PROBLEM TO SOLVE: Determine how many lines hold "panel" and give only that number.

GIVEN RECORDS:

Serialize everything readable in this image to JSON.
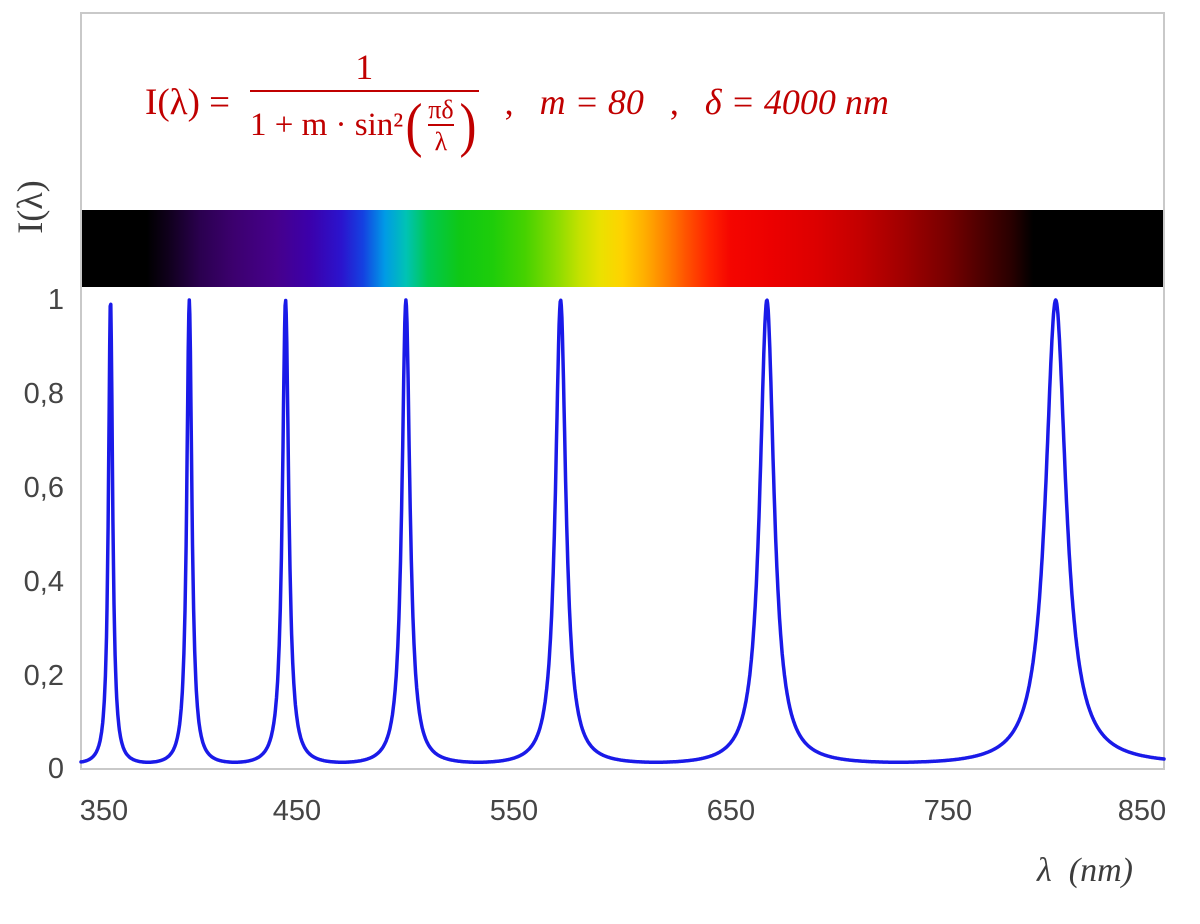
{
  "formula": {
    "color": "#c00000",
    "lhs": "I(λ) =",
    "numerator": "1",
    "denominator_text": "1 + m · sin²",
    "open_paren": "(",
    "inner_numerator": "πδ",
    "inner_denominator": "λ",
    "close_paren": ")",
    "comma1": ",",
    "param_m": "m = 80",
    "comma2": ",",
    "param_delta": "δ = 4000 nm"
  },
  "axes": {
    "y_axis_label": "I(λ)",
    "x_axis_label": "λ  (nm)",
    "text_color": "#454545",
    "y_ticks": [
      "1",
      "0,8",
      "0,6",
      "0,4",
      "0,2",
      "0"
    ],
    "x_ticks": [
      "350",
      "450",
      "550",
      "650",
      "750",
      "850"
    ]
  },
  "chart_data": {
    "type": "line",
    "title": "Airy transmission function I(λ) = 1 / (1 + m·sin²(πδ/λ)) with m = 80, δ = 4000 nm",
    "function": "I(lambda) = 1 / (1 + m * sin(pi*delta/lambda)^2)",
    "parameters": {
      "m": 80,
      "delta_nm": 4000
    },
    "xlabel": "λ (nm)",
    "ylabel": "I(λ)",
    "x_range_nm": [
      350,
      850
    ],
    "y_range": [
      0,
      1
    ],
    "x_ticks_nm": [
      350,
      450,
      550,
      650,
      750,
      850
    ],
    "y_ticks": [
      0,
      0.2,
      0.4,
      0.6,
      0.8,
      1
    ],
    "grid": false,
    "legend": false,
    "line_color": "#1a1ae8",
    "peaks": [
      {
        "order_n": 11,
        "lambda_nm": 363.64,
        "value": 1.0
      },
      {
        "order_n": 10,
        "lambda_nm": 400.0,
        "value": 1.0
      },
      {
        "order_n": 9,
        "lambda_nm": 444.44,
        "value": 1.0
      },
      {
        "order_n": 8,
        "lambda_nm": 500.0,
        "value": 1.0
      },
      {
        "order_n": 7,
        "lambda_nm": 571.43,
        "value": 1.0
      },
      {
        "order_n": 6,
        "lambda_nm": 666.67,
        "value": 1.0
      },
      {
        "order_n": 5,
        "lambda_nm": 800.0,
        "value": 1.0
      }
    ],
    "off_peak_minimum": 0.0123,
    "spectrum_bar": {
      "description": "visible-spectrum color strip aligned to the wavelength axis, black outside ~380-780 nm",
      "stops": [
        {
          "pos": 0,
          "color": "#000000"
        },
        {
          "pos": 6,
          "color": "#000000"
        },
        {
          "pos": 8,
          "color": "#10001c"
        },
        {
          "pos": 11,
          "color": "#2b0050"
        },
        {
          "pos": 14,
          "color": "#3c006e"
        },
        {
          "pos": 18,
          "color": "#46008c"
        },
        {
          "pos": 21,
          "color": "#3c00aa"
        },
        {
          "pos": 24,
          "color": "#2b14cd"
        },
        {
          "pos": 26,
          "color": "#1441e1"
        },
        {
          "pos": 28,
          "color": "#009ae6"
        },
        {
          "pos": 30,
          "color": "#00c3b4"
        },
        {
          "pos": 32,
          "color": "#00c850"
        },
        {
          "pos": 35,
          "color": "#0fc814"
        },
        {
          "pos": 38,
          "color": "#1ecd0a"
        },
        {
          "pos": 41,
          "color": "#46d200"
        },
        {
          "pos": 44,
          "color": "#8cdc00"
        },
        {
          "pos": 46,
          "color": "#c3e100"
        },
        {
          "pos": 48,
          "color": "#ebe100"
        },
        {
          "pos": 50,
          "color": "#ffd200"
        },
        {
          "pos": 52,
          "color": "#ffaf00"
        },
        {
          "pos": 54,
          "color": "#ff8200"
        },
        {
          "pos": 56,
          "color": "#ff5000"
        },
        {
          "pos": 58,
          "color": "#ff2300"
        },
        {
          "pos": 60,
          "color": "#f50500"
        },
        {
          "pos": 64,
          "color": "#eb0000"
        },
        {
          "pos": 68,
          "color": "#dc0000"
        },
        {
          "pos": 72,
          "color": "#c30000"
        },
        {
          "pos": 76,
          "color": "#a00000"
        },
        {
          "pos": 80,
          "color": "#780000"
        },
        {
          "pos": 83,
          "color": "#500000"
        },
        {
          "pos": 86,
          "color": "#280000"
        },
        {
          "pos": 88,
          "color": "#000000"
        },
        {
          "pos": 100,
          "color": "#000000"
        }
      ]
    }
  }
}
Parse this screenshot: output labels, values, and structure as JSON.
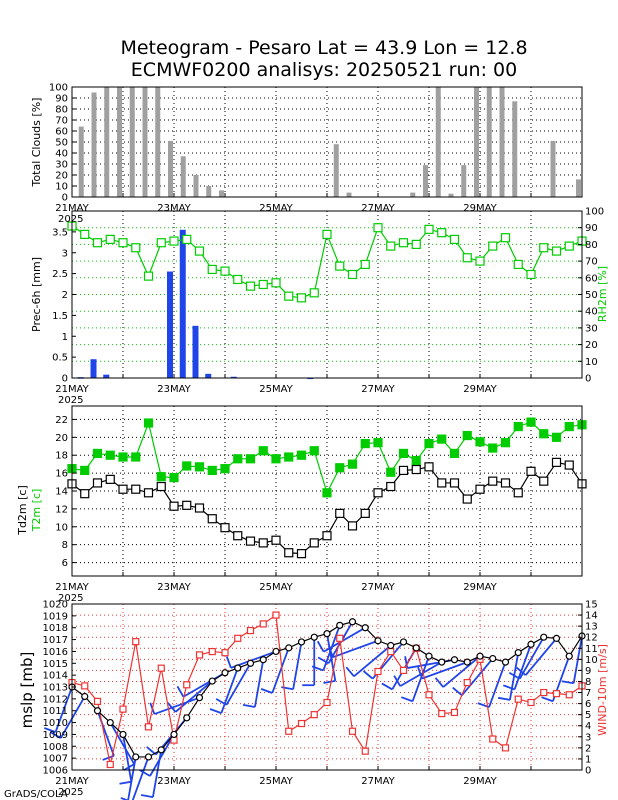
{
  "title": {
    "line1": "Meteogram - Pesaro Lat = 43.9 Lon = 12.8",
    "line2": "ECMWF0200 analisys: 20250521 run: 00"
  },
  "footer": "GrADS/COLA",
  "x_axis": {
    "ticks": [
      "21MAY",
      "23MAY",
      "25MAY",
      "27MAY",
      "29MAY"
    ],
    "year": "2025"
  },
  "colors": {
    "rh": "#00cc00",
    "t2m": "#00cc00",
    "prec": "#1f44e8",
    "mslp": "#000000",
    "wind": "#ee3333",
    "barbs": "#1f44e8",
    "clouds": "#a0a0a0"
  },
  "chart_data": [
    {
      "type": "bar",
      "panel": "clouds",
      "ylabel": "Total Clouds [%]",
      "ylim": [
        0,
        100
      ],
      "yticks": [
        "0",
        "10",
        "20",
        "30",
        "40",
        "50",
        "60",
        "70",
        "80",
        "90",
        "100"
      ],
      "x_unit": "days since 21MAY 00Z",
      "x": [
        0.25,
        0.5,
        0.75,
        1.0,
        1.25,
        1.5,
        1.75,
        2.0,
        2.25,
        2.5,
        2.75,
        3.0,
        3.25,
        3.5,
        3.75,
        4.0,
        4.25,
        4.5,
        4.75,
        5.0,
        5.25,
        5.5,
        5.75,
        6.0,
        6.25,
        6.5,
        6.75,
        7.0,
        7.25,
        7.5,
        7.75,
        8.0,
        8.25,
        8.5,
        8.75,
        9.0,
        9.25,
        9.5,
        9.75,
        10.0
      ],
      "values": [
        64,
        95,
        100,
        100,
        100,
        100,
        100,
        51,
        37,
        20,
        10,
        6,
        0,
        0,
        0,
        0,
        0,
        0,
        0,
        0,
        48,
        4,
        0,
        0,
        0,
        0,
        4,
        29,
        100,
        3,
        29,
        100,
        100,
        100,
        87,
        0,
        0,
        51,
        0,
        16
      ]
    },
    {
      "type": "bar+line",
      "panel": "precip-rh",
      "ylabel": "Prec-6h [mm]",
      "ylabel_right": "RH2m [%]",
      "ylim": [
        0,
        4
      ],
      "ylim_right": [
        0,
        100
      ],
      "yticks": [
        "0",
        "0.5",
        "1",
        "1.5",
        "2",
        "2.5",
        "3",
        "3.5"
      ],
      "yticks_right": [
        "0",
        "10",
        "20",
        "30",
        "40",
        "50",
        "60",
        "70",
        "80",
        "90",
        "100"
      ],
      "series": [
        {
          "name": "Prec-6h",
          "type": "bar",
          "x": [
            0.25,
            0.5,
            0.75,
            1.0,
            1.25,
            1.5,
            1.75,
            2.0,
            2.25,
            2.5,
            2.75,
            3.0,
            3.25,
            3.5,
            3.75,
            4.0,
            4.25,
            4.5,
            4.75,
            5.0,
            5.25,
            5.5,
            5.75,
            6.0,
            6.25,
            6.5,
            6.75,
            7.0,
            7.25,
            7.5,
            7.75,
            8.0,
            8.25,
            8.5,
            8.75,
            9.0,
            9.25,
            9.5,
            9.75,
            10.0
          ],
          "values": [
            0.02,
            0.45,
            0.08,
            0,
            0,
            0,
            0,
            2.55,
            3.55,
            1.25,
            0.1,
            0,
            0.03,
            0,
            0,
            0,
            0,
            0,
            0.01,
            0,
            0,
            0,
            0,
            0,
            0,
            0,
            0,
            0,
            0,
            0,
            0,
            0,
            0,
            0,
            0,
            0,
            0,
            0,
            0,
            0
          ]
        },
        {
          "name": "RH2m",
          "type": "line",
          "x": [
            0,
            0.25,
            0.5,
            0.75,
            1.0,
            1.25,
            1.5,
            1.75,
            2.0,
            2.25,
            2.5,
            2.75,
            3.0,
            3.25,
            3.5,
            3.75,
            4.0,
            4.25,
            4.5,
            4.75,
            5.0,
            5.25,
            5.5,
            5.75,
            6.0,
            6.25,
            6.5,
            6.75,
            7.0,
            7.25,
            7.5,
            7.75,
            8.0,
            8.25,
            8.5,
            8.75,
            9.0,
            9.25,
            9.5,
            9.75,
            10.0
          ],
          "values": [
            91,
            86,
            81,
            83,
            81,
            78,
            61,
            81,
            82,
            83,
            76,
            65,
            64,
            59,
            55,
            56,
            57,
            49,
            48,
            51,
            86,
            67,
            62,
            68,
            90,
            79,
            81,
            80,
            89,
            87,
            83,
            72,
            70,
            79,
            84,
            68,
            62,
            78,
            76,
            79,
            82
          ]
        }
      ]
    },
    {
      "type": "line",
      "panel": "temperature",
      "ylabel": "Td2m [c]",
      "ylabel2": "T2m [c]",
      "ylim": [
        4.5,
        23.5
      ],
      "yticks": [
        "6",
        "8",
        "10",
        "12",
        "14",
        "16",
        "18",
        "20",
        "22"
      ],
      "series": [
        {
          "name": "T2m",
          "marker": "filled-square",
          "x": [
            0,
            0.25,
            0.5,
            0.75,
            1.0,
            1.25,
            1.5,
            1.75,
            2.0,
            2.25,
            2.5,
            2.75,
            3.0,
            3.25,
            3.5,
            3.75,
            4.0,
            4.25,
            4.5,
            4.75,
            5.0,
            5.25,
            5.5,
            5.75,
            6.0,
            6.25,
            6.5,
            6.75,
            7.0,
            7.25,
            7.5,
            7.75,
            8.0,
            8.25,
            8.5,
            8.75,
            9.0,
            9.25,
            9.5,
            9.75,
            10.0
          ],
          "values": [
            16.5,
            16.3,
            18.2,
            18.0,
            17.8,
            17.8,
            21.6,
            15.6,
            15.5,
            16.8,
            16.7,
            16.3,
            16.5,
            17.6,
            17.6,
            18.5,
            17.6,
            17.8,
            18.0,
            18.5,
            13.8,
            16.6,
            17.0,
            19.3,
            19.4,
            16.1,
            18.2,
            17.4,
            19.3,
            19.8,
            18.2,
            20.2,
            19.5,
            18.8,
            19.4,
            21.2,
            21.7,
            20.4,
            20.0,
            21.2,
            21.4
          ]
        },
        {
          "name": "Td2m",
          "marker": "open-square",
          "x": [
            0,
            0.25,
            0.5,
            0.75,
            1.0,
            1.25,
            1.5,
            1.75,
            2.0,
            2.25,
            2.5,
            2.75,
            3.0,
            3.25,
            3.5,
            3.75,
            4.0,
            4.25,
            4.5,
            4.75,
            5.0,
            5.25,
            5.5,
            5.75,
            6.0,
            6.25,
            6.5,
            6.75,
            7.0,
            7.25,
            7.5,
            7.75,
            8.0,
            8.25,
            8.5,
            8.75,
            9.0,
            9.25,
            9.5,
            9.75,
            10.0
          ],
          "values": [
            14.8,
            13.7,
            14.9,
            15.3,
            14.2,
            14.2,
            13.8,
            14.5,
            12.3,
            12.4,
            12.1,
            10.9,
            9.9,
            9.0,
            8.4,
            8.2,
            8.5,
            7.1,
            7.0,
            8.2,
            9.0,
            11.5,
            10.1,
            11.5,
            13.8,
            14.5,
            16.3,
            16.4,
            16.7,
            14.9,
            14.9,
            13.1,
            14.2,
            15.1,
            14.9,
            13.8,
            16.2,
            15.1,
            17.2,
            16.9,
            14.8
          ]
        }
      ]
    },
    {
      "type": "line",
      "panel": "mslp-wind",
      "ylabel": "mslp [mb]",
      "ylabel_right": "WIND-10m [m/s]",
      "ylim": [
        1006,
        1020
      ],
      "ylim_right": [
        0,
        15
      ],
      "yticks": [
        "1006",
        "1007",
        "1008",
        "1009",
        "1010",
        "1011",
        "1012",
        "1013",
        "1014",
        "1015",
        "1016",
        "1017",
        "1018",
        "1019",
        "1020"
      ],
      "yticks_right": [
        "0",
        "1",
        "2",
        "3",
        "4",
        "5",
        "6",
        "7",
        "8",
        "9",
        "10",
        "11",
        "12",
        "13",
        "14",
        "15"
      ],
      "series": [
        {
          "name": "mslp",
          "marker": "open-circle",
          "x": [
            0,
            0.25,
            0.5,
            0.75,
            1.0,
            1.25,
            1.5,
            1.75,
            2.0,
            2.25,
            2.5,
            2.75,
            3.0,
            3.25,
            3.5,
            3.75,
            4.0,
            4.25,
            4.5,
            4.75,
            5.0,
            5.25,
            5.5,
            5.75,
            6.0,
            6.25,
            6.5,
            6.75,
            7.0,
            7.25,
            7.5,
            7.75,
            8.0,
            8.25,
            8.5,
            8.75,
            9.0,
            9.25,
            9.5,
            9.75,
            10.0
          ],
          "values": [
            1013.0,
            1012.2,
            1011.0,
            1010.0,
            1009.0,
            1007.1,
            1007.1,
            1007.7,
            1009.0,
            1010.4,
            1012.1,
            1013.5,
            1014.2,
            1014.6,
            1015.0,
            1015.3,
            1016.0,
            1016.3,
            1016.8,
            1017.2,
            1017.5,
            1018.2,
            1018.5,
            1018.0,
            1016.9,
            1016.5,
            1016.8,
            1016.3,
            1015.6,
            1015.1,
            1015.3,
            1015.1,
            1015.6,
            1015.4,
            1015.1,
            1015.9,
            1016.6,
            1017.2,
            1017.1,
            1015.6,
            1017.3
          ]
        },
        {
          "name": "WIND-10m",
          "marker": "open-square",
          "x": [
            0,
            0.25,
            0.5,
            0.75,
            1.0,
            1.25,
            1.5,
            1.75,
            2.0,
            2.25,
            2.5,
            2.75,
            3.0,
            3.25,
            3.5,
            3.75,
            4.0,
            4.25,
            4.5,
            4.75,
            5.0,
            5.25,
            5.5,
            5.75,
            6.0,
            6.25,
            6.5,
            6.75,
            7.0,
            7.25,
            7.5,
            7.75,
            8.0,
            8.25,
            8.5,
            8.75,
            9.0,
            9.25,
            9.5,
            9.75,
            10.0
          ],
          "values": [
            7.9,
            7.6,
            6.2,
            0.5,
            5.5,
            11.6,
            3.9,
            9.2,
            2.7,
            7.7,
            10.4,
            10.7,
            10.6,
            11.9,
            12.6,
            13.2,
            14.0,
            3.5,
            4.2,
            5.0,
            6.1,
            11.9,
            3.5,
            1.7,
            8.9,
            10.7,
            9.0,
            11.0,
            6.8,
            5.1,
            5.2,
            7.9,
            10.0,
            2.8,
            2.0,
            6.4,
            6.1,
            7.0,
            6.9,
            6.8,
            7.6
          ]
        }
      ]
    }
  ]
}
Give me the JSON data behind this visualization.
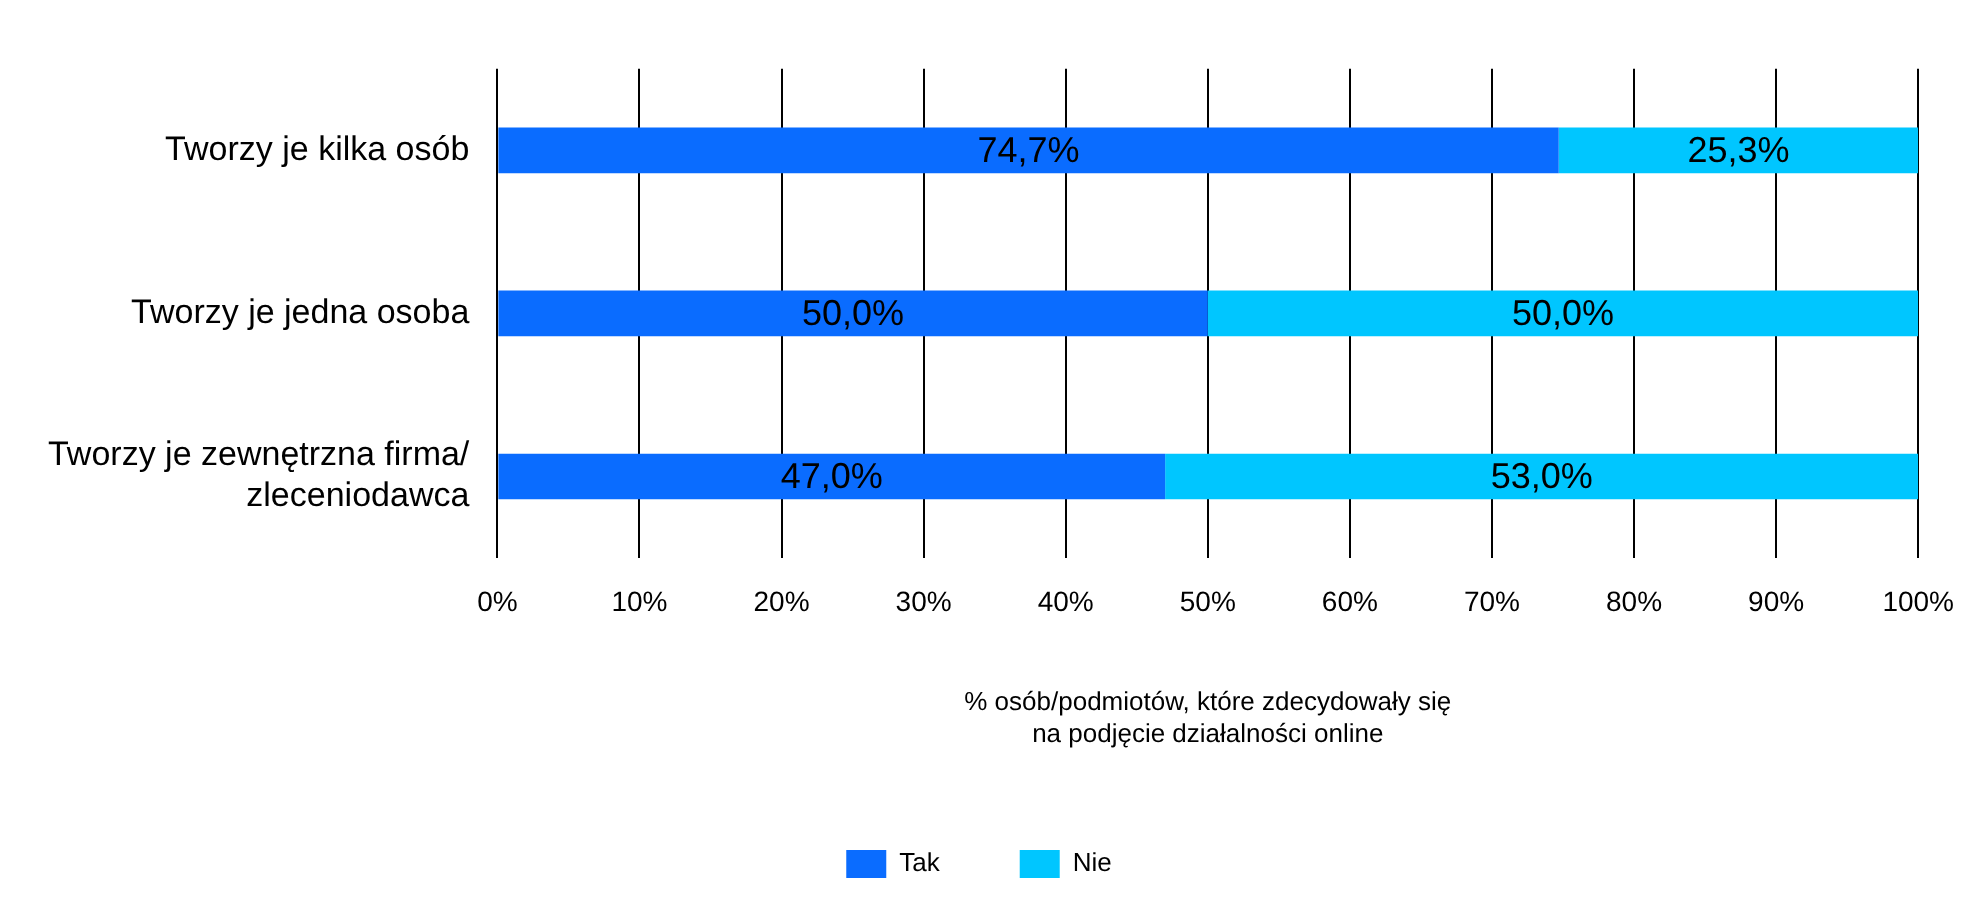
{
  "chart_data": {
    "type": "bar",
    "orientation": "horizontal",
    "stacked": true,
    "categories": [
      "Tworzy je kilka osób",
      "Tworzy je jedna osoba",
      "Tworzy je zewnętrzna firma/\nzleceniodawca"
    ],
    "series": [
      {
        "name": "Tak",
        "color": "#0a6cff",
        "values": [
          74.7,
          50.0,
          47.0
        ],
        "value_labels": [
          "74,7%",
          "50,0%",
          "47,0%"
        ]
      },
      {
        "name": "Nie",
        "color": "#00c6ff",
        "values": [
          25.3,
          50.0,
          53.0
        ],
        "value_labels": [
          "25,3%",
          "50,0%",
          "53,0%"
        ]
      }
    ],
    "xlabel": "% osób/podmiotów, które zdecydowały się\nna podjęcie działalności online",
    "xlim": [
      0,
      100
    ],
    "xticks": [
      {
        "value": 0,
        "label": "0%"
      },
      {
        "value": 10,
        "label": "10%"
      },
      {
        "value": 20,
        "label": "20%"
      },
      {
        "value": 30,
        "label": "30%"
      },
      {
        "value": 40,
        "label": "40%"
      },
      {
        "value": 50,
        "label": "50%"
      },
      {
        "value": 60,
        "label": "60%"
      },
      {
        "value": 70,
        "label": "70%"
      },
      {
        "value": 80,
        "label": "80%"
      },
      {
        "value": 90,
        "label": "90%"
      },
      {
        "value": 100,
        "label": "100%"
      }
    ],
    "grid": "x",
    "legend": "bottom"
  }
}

TASK OUTPUT: 4